** START PROVIDED RECORDS **

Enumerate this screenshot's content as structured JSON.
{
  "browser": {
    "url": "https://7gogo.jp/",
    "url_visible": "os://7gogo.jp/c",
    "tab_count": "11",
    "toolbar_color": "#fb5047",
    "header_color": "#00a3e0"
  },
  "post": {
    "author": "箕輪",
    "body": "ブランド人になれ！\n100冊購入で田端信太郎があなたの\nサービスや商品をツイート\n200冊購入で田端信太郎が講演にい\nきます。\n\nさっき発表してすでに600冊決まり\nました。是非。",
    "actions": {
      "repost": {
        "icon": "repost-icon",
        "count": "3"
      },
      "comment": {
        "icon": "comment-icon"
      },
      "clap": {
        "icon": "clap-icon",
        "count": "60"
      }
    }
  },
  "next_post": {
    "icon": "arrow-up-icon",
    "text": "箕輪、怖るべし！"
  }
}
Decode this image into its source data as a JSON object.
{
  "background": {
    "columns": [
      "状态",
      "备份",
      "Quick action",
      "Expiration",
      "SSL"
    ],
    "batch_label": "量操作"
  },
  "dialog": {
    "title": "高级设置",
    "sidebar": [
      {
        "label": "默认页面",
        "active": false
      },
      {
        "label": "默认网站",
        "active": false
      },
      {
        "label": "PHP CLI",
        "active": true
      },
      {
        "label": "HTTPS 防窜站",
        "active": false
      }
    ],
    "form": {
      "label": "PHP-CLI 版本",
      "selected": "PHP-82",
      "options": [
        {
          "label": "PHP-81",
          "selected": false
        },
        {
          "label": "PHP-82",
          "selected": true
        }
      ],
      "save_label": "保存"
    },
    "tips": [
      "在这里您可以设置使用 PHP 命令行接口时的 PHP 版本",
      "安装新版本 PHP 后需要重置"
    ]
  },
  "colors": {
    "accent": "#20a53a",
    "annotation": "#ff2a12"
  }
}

** END PROVIDED RECORDS **

**PROBLEM TO WORK ON**
Collect the lines of the records that include the string "this".

**RESPONSE TO THE TASK**
Enumerate this screenshot's content as structured JSON.
Decode this image into its source data as a JSON object.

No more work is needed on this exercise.